WHAT YOU HAVE TO DO –
Make an exact copy of the lines, leaving the pictures out.
------------
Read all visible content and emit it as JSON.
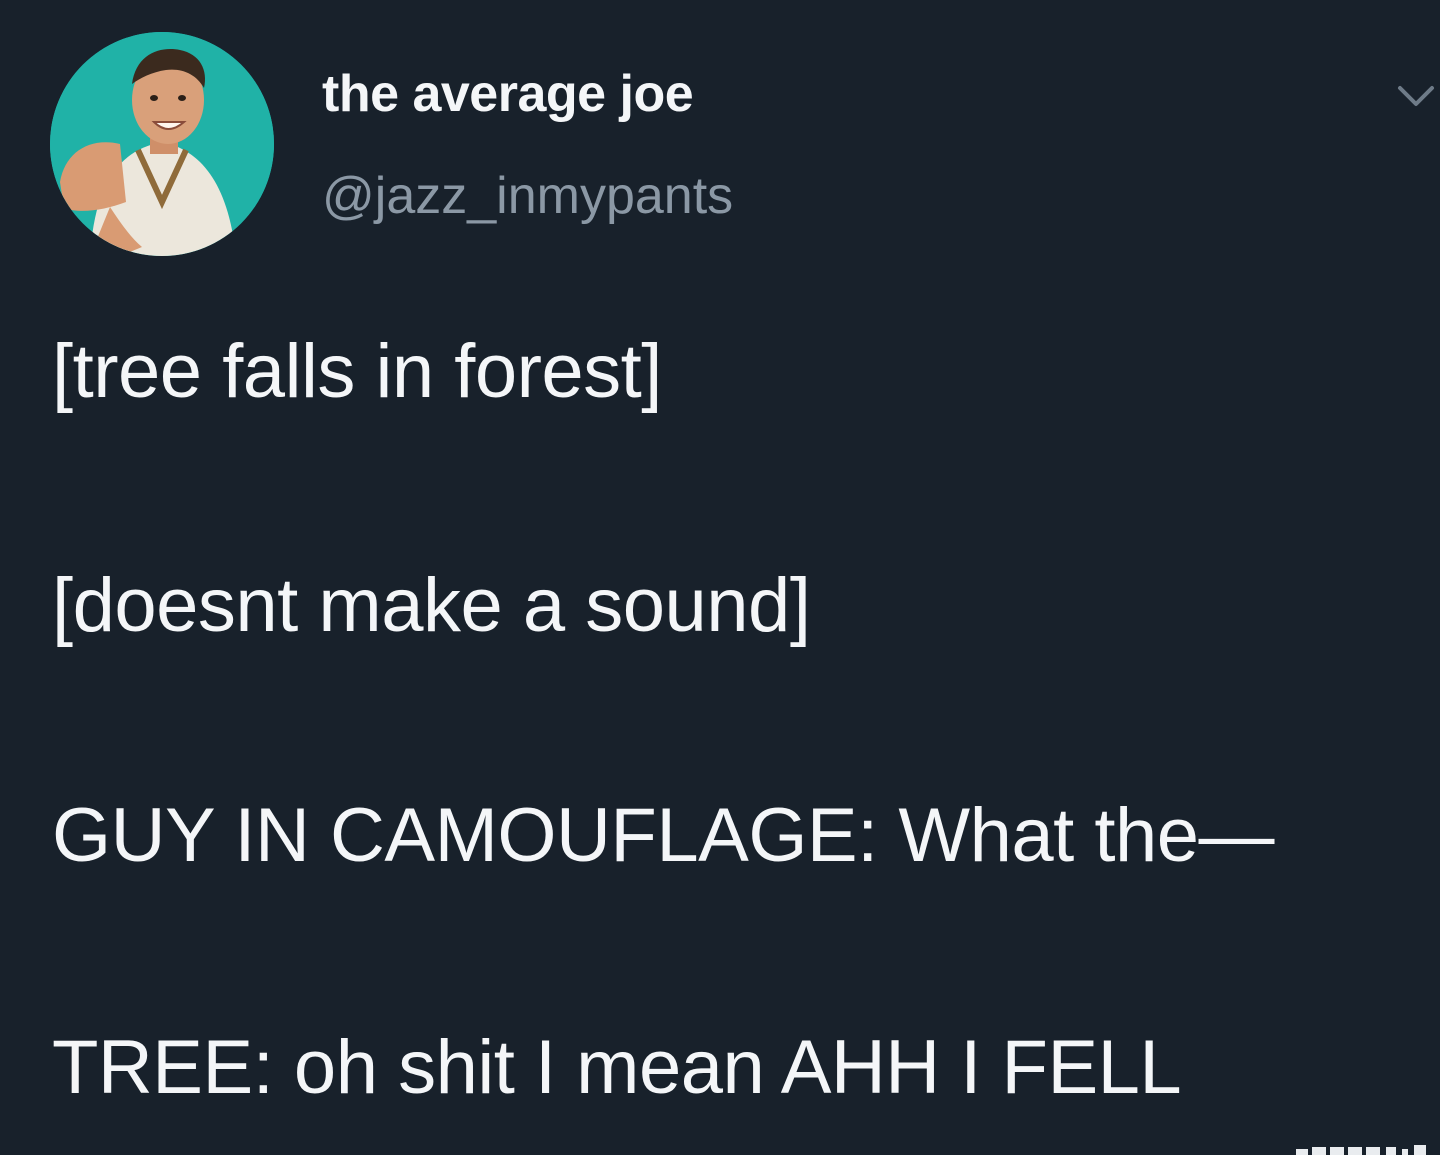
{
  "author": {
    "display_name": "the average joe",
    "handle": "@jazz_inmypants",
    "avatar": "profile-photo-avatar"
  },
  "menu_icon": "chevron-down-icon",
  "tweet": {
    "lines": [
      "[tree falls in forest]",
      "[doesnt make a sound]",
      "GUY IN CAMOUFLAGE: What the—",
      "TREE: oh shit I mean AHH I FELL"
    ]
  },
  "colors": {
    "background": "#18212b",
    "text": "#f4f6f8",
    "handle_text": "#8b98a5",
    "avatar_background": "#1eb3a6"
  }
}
------------
OUTPUT –
Read all visible content and emit it as JSON.
{
  "author": {
    "display_name": "the average joe",
    "handle": "@jazz_inmypants",
    "avatar": "profile-photo-avatar"
  },
  "menu_icon": "chevron-down-icon",
  "tweet": {
    "lines": [
      "[tree falls in forest]",
      "[doesnt make a sound]",
      "GUY IN CAMOUFLAGE: What the—",
      "TREE: oh shit I mean AHH I FELL"
    ]
  },
  "colors": {
    "background": "#18212b",
    "text": "#f4f6f8",
    "handle_text": "#8b98a5",
    "avatar_background": "#1eb3a6"
  }
}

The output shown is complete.